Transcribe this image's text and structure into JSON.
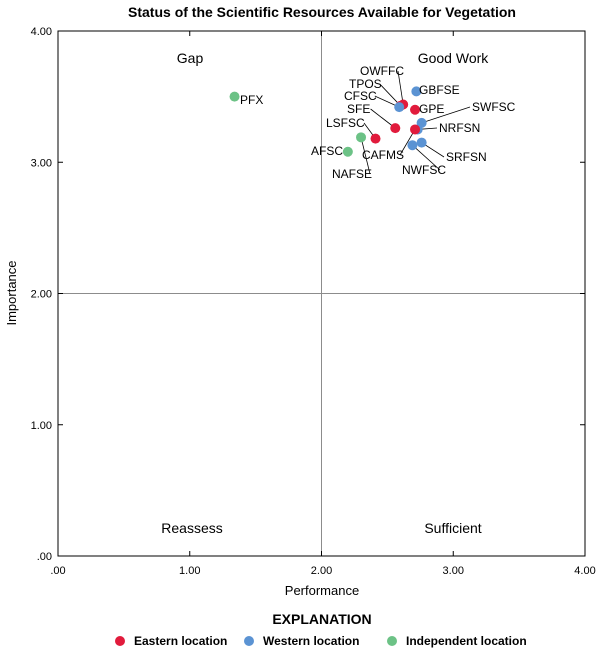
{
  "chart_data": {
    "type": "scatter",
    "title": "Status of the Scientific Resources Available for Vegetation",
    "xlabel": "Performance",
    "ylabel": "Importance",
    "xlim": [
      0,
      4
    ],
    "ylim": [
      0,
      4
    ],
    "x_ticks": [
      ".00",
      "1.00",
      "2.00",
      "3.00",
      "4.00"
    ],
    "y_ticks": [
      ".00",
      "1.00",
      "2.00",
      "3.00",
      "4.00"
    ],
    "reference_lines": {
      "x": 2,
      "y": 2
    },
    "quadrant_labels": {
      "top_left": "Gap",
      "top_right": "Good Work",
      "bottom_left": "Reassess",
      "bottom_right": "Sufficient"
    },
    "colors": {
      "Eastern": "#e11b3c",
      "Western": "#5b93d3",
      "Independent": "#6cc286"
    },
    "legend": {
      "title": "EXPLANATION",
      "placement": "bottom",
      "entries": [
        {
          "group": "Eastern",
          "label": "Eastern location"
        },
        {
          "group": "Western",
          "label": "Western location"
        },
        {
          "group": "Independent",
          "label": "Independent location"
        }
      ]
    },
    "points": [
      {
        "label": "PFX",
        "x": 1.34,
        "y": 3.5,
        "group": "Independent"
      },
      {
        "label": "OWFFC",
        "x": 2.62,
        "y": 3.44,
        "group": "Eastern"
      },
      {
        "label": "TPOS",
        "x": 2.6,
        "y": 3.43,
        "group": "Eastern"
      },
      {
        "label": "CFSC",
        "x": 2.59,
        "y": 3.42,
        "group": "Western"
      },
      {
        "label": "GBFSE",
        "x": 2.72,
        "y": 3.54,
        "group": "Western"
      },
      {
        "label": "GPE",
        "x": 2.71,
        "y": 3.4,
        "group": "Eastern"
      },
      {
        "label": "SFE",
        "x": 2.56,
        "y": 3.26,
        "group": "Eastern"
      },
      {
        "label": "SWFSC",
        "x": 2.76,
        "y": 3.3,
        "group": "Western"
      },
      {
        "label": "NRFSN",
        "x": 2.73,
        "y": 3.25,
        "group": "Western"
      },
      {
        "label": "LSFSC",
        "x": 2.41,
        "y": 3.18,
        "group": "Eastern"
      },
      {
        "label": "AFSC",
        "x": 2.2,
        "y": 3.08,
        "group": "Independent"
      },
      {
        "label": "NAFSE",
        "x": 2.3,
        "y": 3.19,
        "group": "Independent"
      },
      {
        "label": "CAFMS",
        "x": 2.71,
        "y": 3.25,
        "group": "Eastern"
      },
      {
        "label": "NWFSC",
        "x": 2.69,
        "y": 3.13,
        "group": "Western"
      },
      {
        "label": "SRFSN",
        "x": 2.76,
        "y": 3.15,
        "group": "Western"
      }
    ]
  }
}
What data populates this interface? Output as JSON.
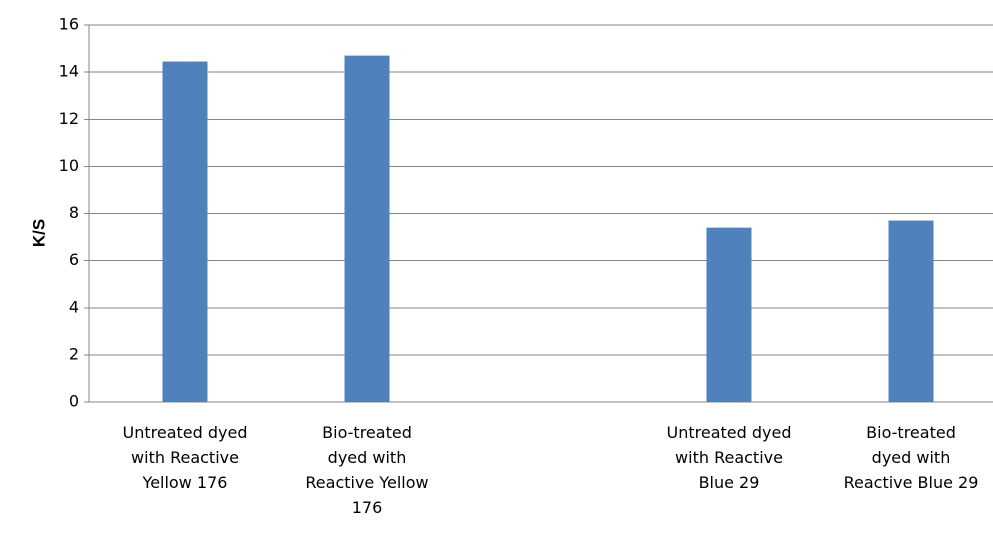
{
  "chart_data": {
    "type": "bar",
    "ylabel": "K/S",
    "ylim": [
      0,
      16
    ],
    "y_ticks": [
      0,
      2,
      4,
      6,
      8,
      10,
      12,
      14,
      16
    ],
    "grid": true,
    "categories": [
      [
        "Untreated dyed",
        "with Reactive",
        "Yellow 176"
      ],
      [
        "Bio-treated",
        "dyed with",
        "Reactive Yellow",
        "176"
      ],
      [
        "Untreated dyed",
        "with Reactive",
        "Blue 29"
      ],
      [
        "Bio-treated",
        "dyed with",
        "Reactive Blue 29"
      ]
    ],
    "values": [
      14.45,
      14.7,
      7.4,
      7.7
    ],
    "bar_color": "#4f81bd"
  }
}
...
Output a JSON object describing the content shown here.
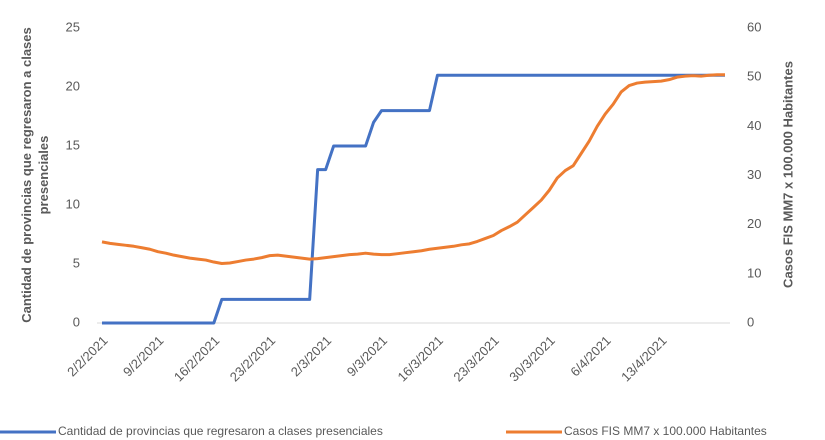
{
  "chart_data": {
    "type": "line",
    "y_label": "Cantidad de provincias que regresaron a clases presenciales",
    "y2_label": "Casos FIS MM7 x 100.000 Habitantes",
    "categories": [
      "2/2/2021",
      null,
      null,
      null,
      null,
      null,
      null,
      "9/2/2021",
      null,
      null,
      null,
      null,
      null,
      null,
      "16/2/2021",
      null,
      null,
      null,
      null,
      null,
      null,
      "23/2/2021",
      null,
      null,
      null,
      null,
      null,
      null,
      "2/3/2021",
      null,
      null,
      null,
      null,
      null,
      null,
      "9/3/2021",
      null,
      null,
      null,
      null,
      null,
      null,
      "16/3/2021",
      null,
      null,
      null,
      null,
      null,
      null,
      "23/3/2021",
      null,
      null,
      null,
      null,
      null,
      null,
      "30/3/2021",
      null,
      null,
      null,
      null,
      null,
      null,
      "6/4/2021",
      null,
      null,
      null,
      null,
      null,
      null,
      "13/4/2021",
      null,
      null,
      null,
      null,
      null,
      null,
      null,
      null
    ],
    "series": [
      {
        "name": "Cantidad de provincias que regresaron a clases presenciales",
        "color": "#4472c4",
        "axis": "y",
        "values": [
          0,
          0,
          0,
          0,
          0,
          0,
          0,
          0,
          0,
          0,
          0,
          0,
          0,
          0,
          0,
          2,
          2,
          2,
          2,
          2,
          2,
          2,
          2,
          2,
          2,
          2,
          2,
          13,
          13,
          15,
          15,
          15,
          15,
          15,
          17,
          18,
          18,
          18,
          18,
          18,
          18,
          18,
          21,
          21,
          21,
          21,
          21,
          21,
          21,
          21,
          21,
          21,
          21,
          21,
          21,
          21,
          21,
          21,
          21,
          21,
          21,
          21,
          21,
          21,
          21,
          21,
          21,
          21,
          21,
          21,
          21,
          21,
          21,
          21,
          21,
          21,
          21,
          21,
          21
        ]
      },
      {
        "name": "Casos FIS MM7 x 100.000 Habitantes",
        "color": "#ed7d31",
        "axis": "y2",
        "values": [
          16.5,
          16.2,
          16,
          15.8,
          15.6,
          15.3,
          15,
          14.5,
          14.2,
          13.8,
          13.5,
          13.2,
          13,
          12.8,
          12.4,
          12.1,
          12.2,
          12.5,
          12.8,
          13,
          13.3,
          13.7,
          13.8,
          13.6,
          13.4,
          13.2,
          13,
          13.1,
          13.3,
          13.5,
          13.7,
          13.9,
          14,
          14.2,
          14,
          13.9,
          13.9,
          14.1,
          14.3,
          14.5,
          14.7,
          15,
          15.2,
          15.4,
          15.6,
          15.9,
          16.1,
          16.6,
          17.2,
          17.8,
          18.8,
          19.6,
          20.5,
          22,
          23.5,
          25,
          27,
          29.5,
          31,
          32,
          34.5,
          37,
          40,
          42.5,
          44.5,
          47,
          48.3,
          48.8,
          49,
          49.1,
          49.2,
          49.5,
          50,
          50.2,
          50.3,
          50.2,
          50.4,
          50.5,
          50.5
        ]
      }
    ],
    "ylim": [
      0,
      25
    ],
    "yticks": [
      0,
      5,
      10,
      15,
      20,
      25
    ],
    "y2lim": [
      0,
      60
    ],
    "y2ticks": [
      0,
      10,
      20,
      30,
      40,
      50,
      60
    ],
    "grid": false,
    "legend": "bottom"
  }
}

YOUR OBJECTIVE: Look for "presenciales" and pull out every line that has it.

ANSWER TO THE EXERCISE:
    "y_label": "Cantidad de provincias que regresaron a clases presenciales",
        "name": "Cantidad de provincias que regresaron a clases presenciales",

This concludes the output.